Reproduce every entry exactly as shown.

PROVIDED INFORMATION
• • • • •
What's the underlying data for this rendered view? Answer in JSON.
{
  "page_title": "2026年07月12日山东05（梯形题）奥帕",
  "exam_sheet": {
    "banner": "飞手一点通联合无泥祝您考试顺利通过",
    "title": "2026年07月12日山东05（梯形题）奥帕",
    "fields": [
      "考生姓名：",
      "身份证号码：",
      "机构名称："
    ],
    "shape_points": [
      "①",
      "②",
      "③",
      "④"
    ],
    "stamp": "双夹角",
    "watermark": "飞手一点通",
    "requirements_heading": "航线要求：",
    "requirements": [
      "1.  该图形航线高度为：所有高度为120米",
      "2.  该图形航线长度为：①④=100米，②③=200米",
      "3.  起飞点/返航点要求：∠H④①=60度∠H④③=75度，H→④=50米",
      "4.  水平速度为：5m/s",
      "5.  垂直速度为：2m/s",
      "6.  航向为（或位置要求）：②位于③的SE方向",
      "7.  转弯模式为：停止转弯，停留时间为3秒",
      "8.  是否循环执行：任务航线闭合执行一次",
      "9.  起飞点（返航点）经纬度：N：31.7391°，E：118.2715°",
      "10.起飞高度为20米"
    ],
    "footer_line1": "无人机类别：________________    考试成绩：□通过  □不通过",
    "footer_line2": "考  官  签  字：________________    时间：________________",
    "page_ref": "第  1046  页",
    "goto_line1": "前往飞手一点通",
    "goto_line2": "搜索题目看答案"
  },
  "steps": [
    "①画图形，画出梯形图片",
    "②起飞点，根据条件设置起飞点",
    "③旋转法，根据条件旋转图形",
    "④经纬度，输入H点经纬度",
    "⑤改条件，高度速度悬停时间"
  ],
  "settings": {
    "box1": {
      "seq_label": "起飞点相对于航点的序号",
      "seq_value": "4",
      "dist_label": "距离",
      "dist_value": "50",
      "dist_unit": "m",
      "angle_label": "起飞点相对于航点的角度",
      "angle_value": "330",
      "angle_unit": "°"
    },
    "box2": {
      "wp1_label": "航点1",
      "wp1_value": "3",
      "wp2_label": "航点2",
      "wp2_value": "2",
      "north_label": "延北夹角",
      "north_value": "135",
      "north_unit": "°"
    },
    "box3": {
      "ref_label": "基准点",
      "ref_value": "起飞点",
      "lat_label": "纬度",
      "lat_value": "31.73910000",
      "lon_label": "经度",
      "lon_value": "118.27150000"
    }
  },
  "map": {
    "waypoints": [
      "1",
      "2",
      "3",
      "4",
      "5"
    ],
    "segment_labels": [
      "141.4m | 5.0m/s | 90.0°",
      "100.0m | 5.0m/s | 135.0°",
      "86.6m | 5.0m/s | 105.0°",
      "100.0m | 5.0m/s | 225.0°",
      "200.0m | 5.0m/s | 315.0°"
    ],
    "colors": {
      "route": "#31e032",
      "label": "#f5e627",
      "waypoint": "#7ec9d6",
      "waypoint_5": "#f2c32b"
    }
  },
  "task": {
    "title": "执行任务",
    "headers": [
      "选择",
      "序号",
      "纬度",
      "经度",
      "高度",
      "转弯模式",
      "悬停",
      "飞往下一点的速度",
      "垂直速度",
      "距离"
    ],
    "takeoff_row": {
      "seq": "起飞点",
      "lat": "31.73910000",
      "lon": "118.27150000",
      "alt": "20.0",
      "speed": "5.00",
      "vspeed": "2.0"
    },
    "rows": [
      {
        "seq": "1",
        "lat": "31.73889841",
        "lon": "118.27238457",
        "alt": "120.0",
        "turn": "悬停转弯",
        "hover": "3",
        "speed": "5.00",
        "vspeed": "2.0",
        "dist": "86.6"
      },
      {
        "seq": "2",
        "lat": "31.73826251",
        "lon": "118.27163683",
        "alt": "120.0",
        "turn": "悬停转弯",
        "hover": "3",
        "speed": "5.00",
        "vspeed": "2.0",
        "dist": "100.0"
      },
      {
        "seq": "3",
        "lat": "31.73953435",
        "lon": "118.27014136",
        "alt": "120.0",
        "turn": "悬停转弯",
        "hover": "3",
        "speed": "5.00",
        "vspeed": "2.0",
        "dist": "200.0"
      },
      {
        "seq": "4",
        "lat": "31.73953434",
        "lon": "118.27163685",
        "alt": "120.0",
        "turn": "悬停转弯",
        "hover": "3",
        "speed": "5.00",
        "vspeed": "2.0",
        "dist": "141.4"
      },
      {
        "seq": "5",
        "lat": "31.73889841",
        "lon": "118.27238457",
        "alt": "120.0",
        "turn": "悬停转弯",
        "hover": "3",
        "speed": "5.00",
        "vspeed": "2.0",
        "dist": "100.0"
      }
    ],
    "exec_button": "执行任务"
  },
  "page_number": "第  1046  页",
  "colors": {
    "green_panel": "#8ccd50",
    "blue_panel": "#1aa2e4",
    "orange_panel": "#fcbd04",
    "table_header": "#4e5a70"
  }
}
• • • • •
FULL SOLUTION
What's the underlying data for this rendered view? Answer in JSON.
{
  "page_title": "2026年07月12日山东05（梯形题）奥帕",
  "exam_sheet": {
    "banner": "飞手一点通联合无泥祝您考试顺利通过",
    "title": "2026年07月12日山东05（梯形题）奥帕",
    "fields": [
      "考生姓名：",
      "身份证号码：",
      "机构名称："
    ],
    "shape_points": [
      "①",
      "②",
      "③",
      "④"
    ],
    "stamp": "双夹角",
    "watermark": "飞手一点通",
    "requirements_heading": "航线要求：",
    "requirements": [
      "1.  该图形航线高度为：所有高度为120米",
      "2.  该图形航线长度为：①④=100米，②③=200米",
      "3.  起飞点/返航点要求：∠H④①=60度∠H④③=75度，H→④=50米",
      "4.  水平速度为：5m/s",
      "5.  垂直速度为：2m/s",
      "6.  航向为（或位置要求）：②位于③的SE方向",
      "7.  转弯模式为：停止转弯，停留时间为3秒",
      "8.  是否循环执行：任务航线闭合执行一次",
      "9.  起飞点（返航点）经纬度：N：31.7391°，E：118.2715°",
      "10.起飞高度为20米"
    ],
    "footer_line1": "无人机类别：________________    考试成绩：□通过  □不通过",
    "footer_line2": "考  官  签  字：________________    时间：________________",
    "page_ref": "第  1046  页",
    "goto_line1": "前往飞手一点通",
    "goto_line2": "搜索题目看答案"
  },
  "steps": [
    "①画图形，画出梯形图片",
    "②起飞点，根据条件设置起飞点",
    "③旋转法，根据条件旋转图形",
    "④经纬度，输入H点经纬度",
    "⑤改条件，高度速度悬停时间"
  ],
  "settings": {
    "box1": {
      "seq_label": "起飞点相对于航点的序号",
      "seq_value": "4",
      "dist_label": "距离",
      "dist_value": "50",
      "dist_unit": "m",
      "angle_label": "起飞点相对于航点的角度",
      "angle_value": "330",
      "angle_unit": "°"
    },
    "box2": {
      "wp1_label": "航点1",
      "wp1_value": "3",
      "wp2_label": "航点2",
      "wp2_value": "2",
      "north_label": "延北夹角",
      "north_value": "135",
      "north_unit": "°"
    },
    "box3": {
      "ref_label": "基准点",
      "ref_value": "起飞点",
      "lat_label": "纬度",
      "lat_value": "31.73910000",
      "lon_label": "经度",
      "lon_value": "118.27150000"
    }
  },
  "map": {
    "waypoints": [
      "1",
      "2",
      "3",
      "4",
      "5"
    ],
    "segment_labels": [
      "141.4m | 5.0m/s | 90.0°",
      "100.0m | 5.0m/s | 135.0°",
      "86.6m | 5.0m/s | 105.0°",
      "100.0m | 5.0m/s | 225.0°",
      "200.0m | 5.0m/s | 315.0°"
    ],
    "colors": {
      "route": "#31e032",
      "label": "#f5e627",
      "waypoint": "#7ec9d6",
      "waypoint_5": "#f2c32b"
    }
  },
  "task": {
    "title": "执行任务",
    "headers": [
      "选择",
      "序号",
      "纬度",
      "经度",
      "高度",
      "转弯模式",
      "悬停",
      "飞往下一点的速度",
      "垂直速度",
      "距离"
    ],
    "takeoff_row": {
      "seq": "起飞点",
      "lat": "31.73910000",
      "lon": "118.27150000",
      "alt": "20.0",
      "speed": "5.00",
      "vspeed": "2.0"
    },
    "rows": [
      {
        "seq": "1",
        "lat": "31.73889841",
        "lon": "118.27238457",
        "alt": "120.0",
        "turn": "悬停转弯",
        "hover": "3",
        "speed": "5.00",
        "vspeed": "2.0",
        "dist": "86.6"
      },
      {
        "seq": "2",
        "lat": "31.73826251",
        "lon": "118.27163683",
        "alt": "120.0",
        "turn": "悬停转弯",
        "hover": "3",
        "speed": "5.00",
        "vspeed": "2.0",
        "dist": "100.0"
      },
      {
        "seq": "3",
        "lat": "31.73953435",
        "lon": "118.27014136",
        "alt": "120.0",
        "turn": "悬停转弯",
        "hover": "3",
        "speed": "5.00",
        "vspeed": "2.0",
        "dist": "200.0"
      },
      {
        "seq": "4",
        "lat": "31.73953434",
        "lon": "118.27163685",
        "alt": "120.0",
        "turn": "悬停转弯",
        "hover": "3",
        "speed": "5.00",
        "vspeed": "2.0",
        "dist": "141.4"
      },
      {
        "seq": "5",
        "lat": "31.73889841",
        "lon": "118.27238457",
        "alt": "120.0",
        "turn": "悬停转弯",
        "hover": "3",
        "speed": "5.00",
        "vspeed": "2.0",
        "dist": "100.0"
      }
    ],
    "exec_button": "执行任务"
  },
  "page_number": "第  1046  页",
  "colors": {
    "green_panel": "#8ccd50",
    "blue_panel": "#1aa2e4",
    "orange_panel": "#fcbd04",
    "table_header": "#4e5a70"
  }
}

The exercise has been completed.